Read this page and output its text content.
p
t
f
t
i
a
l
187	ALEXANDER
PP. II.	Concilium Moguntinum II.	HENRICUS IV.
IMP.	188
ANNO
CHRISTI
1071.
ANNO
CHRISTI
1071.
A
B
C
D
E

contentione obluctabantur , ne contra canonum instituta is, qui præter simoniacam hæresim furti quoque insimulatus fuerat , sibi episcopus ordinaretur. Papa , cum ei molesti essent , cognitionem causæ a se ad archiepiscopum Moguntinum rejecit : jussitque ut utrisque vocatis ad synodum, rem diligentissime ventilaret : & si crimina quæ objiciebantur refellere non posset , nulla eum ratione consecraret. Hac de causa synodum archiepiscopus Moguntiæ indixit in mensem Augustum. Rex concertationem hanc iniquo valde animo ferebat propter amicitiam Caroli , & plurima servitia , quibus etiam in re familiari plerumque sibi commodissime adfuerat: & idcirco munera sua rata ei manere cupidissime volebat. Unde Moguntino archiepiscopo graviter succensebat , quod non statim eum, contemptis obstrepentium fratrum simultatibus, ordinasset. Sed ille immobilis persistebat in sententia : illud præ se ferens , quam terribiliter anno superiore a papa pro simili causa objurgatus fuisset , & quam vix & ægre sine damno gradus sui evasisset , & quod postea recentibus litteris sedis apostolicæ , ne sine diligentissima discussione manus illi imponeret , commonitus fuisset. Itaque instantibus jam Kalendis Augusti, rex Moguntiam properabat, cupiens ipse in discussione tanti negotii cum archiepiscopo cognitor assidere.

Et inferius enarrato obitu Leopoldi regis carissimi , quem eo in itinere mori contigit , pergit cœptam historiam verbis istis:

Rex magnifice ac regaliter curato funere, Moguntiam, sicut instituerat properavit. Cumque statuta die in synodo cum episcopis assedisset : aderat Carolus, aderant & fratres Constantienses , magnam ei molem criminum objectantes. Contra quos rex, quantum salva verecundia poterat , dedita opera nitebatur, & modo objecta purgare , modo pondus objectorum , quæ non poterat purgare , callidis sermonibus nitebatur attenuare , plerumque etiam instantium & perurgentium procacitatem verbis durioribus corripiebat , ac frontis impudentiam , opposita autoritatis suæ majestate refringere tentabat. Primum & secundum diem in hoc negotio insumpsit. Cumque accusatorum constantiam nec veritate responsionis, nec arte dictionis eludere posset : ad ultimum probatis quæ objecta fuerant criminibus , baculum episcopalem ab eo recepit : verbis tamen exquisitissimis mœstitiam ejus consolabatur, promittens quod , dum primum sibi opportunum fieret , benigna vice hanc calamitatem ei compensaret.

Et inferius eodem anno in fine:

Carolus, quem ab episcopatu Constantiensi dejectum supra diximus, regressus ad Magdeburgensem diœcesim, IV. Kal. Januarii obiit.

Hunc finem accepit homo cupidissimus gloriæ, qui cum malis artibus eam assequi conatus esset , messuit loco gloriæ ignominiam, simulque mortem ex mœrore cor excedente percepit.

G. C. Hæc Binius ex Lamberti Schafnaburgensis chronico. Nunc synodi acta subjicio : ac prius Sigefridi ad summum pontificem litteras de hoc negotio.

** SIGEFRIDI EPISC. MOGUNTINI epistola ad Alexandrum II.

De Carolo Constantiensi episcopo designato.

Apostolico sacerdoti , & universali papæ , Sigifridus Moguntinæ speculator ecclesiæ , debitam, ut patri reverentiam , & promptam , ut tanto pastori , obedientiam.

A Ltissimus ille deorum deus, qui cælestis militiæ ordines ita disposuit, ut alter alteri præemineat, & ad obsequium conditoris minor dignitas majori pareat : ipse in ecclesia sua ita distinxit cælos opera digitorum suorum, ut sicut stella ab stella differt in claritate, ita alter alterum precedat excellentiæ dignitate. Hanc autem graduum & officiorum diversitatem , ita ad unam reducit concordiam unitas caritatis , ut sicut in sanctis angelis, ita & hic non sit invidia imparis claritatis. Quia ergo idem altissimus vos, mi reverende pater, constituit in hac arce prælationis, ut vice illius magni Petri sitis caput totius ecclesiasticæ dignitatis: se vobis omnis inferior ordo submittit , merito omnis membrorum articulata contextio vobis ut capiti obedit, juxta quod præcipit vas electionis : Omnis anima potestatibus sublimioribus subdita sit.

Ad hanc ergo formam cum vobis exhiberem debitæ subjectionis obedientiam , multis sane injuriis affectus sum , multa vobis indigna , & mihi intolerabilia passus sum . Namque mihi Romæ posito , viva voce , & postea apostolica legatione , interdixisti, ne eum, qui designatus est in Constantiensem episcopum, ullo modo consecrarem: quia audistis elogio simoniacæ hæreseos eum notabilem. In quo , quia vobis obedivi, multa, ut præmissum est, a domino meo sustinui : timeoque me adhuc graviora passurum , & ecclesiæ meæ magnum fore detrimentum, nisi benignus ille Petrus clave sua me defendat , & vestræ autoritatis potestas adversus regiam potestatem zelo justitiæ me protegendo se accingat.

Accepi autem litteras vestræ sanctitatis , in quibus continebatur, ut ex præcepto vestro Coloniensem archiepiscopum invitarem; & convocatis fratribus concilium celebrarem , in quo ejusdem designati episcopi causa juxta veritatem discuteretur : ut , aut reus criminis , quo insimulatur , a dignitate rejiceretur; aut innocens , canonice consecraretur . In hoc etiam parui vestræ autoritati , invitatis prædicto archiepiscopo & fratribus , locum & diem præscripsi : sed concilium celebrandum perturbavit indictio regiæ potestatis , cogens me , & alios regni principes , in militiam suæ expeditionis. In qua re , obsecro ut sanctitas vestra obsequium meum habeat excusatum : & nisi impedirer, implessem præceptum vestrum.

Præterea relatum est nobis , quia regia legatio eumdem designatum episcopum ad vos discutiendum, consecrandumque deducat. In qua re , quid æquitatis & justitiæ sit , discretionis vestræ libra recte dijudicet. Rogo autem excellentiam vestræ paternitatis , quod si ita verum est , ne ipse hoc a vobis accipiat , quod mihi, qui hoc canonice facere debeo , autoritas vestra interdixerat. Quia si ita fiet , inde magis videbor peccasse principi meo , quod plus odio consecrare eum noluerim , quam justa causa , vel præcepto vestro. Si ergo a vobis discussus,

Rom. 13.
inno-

★ ★ ★

**PROBLEM STATEMENT**
Reproduce the listing above verbatim, from first line to last.

**SOLUTION TO THIS TASK**
Read this page and output its text content.
p
t
f
t
i
a
l
187	ALEXANDER
PP. II.	Concilium Moguntinum II.	HENRICUS IV.
IMP.	188
ANNO
CHRISTI
1071.
ANNO
CHRISTI
1071.
A
B
C
D
E

contentione obluctabantur , ne contra canonum instituta is, qui præter simoniacam hæresim furti quoque insimulatus fuerat , sibi episcopus ordinaretur. Papa , cum ei molesti essent , cognitionem causæ a se ad archiepiscopum Moguntinum rejecit : jussitque ut utrisque vocatis ad synodum, rem diligentissime ventilaret : & si crimina quæ objiciebantur refellere non posset , nulla eum ratione consecraret. Hac de causa synodum archiepiscopus Moguntiæ indixit in mensem Augustum. Rex concertationem hanc iniquo valde animo ferebat propter amicitiam Caroli , & plurima servitia , quibus etiam in re familiari plerumque sibi commodissime adfuerat: & idcirco munera sua rata ei manere cupidissime volebat. Unde Moguntino archiepiscopo graviter succensebat , quod non statim eum, contemptis obstrepentium fratrum simultatibus, ordinasset. Sed ille immobilis persistebat in sententia : illud præ se ferens , quam terribiliter anno superiore a papa pro simili causa objurgatus fuisset , & quam vix & ægre sine damno gradus sui evasisset , & quod postea recentibus litteris sedis apostolicæ , ne sine diligentissima discussione manus illi imponeret , commonitus fuisset. Itaque instantibus jam Kalendis Augusti, rex Moguntiam properabat, cupiens ipse in discussione tanti negotii cum archiepiscopo cognitor assidere.

Et inferius enarrato obitu Leopoldi regis carissimi , quem eo in itinere mori contigit , pergit cœptam historiam verbis istis:

Rex magnifice ac regaliter curato funere, Moguntiam, sicut instituerat properavit. Cumque statuta die in synodo cum episcopis assedisset : aderat Carolus, aderant & fratres Constantienses , magnam ei molem criminum objectantes. Contra quos rex, quantum salva verecundia poterat , dedita opera nitebatur, & modo objecta purgare , modo pondus objectorum , quæ non poterat purgare , callidis sermonibus nitebatur attenuare , plerumque etiam instantium & perurgentium procacitatem verbis durioribus corripiebat , ac frontis impudentiam , opposita autoritatis suæ majestate refringere tentabat. Primum & secundum diem in hoc negotio insumpsit. Cumque accusatorum constantiam nec veritate responsionis, nec arte dictionis eludere posset : ad ultimum probatis quæ objecta fuerant criminibus , baculum episcopalem ab eo recepit : verbis tamen exquisitissimis mœstitiam ejus consolabatur, promittens quod , dum primum sibi opportunum fieret , benigna vice hanc calamitatem ei compensaret.

Et inferius eodem anno in fine:

Carolus, quem ab episcopatu Constantiensi dejectum supra diximus, regressus ad Magdeburgensem diœcesim, IV. Kal. Januarii obiit.

Hunc finem accepit homo cupidissimus gloriæ, qui cum malis artibus eam assequi conatus esset , messuit loco gloriæ ignominiam, simulque mortem ex mœrore cor excedente percepit.

G. C. Hæc Binius ex Lamberti Schafnaburgensis chronico. Nunc synodi acta subjicio : ac prius Sigefridi ad summum pontificem litteras de hoc negotio.

** SIGEFRIDI EPISC. MOGUNTINI epistola ad Alexandrum II.

De Carolo Constantiensi episcopo designato.

Apostolico sacerdoti , & universali papæ , Sigifridus Moguntinæ speculator ecclesiæ , debitam, ut patri reverentiam , & promptam , ut tanto pastori , obedientiam.

A Ltissimus ille deorum deus, qui cælestis militiæ ordines ita disposuit, ut alter alteri præemineat, & ad obsequium conditoris minor dignitas majori pareat : ipse in ecclesia sua ita distinxit cælos opera digitorum suorum, ut sicut stella ab stella differt in claritate, ita alter alterum precedat excellentiæ dignitate. Hanc autem graduum & officiorum diversitatem , ita ad unam reducit concordiam unitas caritatis , ut sicut in sanctis angelis, ita & hic non sit invidia imparis claritatis. Quia ergo idem altissimus vos, mi reverende pater, constituit in hac arce prælationis, ut vice illius magni Petri sitis caput totius ecclesiasticæ dignitatis: se vobis omnis inferior ordo submittit , merito omnis membrorum articulata contextio vobis ut capiti obedit, juxta quod præcipit vas electionis : Omnis anima potestatibus sublimioribus subdita sit.

Ad hanc ergo formam cum vobis exhiberem debitæ subjectionis obedientiam , multis sane injuriis affectus sum , multa vobis indigna , & mihi intolerabilia passus sum . Namque mihi Romæ posito , viva voce , & postea apostolica legatione , interdixisti, ne eum, qui designatus est in Constantiensem episcopum, ullo modo consecrarem: quia audistis elogio simoniacæ hæreseos eum notabilem. In quo , quia vobis obedivi, multa, ut præmissum est, a domino meo sustinui : timeoque me adhuc graviora passurum , & ecclesiæ meæ magnum fore detrimentum, nisi benignus ille Petrus clave sua me defendat , & vestræ autoritatis potestas adversus regiam potestatem zelo justitiæ me protegendo se accingat.

Accepi autem litteras vestræ sanctitatis , in quibus continebatur, ut ex præcepto vestro Coloniensem archiepiscopum invitarem; & convocatis fratribus concilium celebrarem , in quo ejusdem designati episcopi causa juxta veritatem discuteretur : ut , aut reus criminis , quo insimulatur , a dignitate rejiceretur; aut innocens , canonice consecraretur . In hoc etiam parui vestræ autoritati , invitatis prædicto archiepiscopo & fratribus , locum & diem præscripsi : sed concilium celebrandum perturbavit indictio regiæ potestatis , cogens me , & alios regni principes , in militiam suæ expeditionis. In qua re , obsecro ut sanctitas vestra obsequium meum habeat excusatum : & nisi impedirer, implessem præceptum vestrum.

Præterea relatum est nobis , quia regia legatio eumdem designatum episcopum ad vos discutiendum, consecrandumque deducat. In qua re , quid æquitatis & justitiæ sit , discretionis vestræ libra recte dijudicet. Rogo autem excellentiam vestræ paternitatis , quod si ita verum est , ne ipse hoc a vobis accipiat , quod mihi, qui hoc canonice facere debeo , autoritas vestra interdixerat. Quia si ita fiet , inde magis videbor peccasse principi meo , quod plus odio consecrare eum noluerim , quam justa causa , vel præcepto vestro. Si ergo a vobis discussus,

Rom. 13.
inno-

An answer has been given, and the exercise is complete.